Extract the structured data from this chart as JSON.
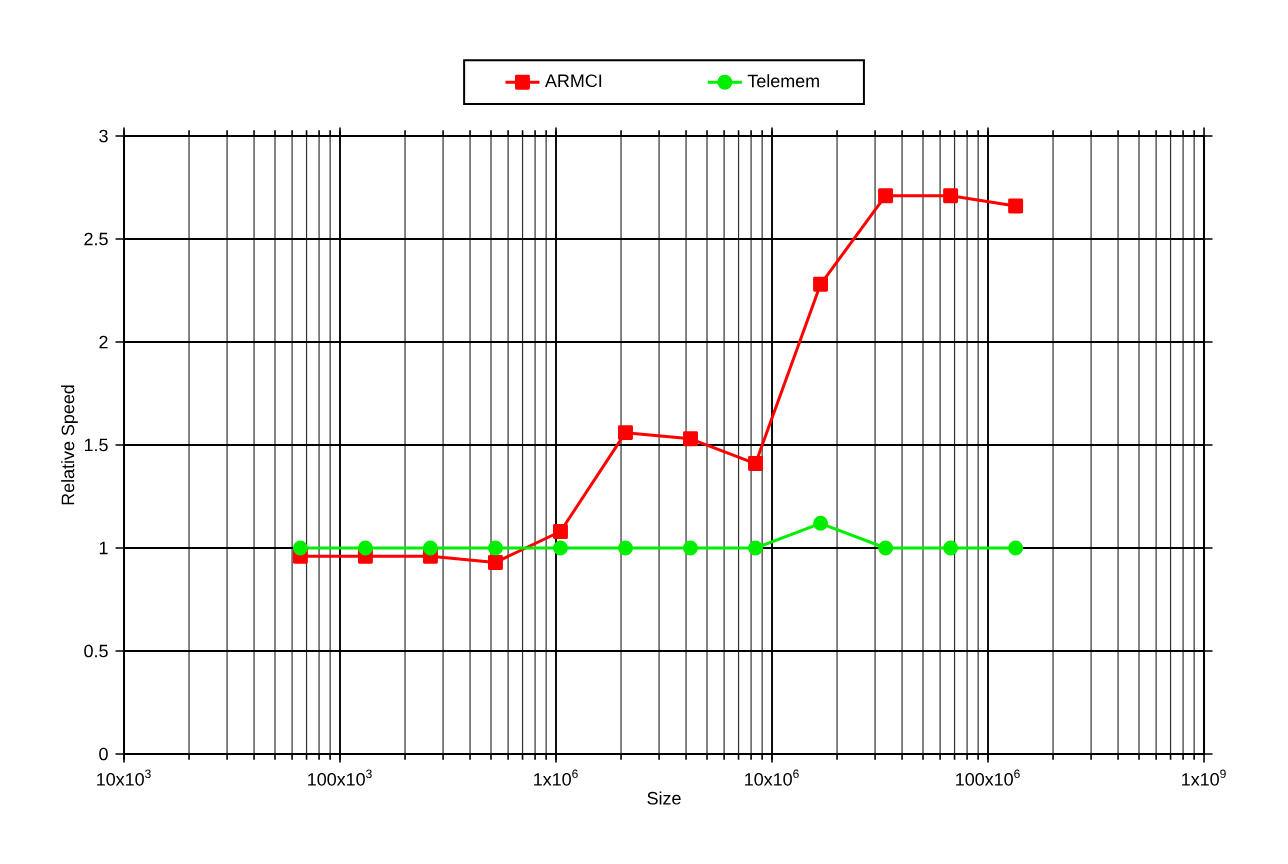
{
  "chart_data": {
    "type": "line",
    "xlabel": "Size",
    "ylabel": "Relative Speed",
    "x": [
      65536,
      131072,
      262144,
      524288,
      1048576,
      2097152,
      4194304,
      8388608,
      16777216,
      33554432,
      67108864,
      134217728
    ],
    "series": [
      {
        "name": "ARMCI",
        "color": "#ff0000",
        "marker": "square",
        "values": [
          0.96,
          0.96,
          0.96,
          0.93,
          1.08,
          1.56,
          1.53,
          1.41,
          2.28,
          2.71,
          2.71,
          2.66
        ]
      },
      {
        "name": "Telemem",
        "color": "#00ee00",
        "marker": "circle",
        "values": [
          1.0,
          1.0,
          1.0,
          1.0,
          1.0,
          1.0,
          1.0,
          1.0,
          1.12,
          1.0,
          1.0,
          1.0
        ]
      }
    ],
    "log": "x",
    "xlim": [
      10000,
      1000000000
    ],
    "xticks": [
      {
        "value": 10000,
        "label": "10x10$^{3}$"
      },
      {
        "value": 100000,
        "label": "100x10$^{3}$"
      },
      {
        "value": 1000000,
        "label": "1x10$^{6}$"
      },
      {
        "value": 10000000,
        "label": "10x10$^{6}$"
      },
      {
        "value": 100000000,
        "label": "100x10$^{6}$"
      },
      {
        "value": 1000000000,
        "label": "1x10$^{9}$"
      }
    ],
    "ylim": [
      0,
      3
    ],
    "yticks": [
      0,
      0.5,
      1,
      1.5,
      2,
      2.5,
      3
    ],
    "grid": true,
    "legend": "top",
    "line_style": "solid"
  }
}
####
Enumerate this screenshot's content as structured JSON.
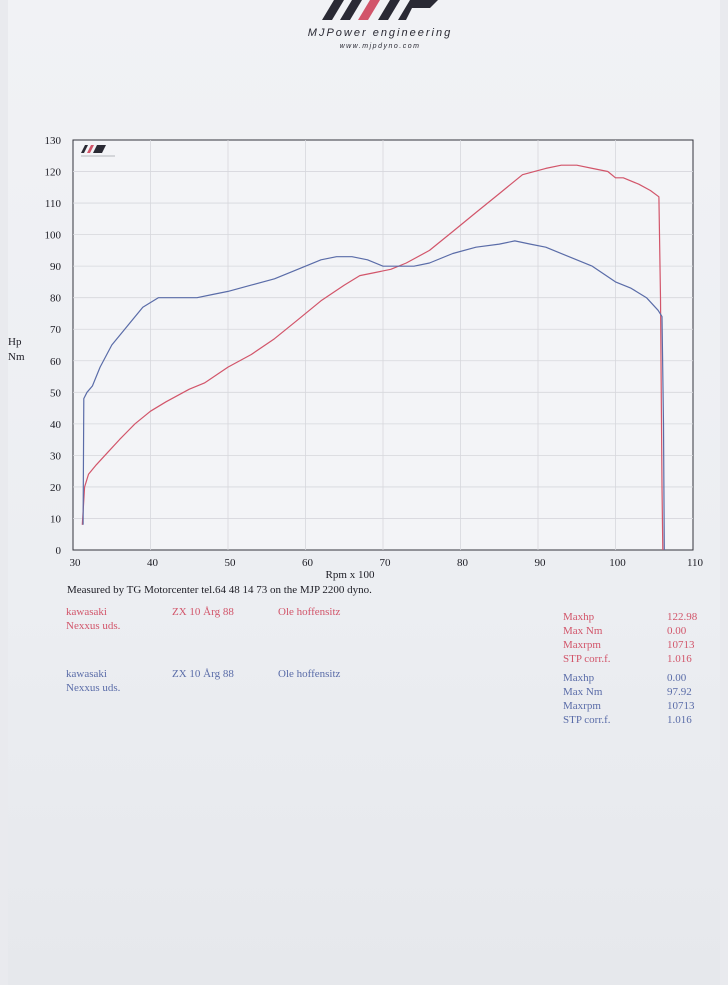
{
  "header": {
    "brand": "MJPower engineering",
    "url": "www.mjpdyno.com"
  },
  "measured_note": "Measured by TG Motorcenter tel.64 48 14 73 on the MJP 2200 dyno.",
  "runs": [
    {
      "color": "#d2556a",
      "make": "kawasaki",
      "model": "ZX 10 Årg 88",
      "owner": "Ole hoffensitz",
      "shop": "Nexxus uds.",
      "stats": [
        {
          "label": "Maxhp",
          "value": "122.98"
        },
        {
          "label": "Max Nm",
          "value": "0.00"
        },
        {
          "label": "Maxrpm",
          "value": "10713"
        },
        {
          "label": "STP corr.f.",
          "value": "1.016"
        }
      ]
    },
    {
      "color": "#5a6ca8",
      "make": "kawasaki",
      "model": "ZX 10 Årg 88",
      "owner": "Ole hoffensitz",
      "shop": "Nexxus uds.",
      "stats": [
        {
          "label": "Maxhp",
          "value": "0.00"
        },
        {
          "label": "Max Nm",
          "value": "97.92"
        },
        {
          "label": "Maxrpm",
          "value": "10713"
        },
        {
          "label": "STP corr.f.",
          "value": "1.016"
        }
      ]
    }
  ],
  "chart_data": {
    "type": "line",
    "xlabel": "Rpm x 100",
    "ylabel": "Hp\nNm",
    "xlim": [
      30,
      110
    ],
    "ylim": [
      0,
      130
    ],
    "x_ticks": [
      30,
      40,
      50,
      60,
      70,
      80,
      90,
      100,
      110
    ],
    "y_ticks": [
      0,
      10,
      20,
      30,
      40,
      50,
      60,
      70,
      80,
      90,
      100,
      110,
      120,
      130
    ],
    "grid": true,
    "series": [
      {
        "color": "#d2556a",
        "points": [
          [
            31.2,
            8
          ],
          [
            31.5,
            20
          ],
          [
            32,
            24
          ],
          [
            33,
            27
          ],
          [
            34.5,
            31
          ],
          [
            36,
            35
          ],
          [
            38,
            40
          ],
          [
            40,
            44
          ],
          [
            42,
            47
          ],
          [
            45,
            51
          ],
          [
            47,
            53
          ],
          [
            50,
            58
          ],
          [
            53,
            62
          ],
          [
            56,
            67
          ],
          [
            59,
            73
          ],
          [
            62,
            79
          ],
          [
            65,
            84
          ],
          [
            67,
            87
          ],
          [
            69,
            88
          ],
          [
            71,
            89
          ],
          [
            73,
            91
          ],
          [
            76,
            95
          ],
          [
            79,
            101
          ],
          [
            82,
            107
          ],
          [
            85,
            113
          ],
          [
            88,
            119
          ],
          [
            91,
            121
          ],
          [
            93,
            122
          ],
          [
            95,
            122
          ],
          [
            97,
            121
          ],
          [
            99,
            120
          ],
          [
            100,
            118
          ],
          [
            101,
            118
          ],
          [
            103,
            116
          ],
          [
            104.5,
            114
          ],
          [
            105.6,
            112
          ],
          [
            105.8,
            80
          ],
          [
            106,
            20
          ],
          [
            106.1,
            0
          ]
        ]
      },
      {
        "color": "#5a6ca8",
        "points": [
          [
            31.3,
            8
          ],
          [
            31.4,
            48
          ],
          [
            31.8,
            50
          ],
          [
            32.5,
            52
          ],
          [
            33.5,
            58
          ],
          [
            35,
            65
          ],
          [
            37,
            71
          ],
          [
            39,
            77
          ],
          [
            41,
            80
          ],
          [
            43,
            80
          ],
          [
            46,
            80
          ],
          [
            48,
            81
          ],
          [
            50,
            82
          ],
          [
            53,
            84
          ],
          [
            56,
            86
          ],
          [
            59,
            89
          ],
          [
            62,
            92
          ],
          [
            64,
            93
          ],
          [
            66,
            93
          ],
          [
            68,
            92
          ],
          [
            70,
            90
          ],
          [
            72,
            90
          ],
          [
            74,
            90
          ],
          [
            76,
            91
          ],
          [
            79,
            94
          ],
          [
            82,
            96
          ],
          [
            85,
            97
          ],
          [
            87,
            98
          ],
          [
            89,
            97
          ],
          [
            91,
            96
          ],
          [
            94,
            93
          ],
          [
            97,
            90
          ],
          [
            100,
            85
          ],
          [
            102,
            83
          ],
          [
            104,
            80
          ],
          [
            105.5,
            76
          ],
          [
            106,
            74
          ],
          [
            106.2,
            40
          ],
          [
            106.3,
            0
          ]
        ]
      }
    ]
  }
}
####
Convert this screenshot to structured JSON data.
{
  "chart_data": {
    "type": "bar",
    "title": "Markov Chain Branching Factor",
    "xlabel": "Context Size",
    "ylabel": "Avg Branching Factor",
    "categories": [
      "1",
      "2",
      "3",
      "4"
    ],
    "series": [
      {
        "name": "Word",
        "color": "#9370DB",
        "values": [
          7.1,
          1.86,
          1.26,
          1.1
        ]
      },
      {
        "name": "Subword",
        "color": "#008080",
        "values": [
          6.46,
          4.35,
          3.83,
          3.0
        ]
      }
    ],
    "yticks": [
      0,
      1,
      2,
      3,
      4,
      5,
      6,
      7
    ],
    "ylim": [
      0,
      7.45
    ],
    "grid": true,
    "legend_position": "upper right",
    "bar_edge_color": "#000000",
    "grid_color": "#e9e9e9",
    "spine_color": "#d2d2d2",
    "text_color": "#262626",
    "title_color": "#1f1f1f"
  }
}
####
List every line above that contains the word "Factor".

    "title": "Markov Chain Branching Factor",
    "ylabel": "Avg Branching Factor",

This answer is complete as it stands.